Task:
Tally up the lines where the string "Average" appears; reply with the number only.

Data provided:
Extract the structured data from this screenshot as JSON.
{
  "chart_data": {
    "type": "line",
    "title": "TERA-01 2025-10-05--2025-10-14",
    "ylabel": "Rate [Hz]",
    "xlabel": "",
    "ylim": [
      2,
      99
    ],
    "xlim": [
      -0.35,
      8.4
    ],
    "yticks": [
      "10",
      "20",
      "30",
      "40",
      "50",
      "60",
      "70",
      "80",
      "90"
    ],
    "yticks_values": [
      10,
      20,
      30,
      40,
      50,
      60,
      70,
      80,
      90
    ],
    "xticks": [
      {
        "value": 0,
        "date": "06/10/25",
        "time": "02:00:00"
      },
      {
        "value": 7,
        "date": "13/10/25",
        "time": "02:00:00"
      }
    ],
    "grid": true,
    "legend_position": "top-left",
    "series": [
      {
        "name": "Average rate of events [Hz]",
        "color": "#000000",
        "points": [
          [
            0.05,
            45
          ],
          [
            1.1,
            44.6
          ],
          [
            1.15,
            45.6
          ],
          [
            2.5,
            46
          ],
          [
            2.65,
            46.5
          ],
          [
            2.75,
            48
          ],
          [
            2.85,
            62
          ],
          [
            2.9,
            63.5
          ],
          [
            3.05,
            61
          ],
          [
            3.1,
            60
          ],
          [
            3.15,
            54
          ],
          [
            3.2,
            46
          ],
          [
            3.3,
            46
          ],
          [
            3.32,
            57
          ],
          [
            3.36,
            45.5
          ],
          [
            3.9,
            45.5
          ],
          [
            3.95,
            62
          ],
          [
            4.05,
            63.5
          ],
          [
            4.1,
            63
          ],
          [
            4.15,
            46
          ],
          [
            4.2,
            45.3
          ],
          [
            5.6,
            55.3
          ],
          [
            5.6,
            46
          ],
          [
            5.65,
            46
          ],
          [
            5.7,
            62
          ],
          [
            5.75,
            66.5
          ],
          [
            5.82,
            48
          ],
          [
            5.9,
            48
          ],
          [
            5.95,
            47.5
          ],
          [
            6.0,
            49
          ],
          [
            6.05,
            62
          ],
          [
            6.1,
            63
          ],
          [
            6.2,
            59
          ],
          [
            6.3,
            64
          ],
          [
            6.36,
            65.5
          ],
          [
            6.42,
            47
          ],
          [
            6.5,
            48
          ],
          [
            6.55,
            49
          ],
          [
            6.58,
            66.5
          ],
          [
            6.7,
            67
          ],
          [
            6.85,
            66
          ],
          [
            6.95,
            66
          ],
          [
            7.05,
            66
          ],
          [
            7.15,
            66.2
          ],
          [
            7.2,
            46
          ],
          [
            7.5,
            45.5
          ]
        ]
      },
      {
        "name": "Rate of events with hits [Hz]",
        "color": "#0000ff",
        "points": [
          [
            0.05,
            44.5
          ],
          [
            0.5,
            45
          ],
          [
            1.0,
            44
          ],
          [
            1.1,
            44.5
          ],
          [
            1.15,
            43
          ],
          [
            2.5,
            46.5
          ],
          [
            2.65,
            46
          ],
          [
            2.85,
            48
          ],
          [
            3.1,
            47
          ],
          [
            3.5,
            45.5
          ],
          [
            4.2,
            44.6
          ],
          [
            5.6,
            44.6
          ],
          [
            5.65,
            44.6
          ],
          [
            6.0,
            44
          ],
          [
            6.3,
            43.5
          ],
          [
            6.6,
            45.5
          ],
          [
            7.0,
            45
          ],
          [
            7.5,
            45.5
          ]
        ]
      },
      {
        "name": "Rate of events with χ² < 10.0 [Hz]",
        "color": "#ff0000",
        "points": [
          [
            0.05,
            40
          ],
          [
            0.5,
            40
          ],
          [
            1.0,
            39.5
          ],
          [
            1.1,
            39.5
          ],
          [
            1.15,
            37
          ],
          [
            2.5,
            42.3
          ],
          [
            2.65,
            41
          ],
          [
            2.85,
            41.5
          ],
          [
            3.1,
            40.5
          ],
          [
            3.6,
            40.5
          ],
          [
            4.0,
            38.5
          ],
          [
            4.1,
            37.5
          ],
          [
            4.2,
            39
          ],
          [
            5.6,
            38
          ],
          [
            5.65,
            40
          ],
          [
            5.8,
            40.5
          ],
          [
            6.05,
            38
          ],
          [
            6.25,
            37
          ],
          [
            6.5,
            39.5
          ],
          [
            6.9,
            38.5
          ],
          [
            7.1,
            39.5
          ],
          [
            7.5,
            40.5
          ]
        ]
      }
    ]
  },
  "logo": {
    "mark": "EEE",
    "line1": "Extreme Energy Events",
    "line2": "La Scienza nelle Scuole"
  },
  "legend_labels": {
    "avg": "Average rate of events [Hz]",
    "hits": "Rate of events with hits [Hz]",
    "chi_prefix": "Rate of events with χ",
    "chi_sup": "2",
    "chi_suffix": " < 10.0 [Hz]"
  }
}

Reply to the task:
2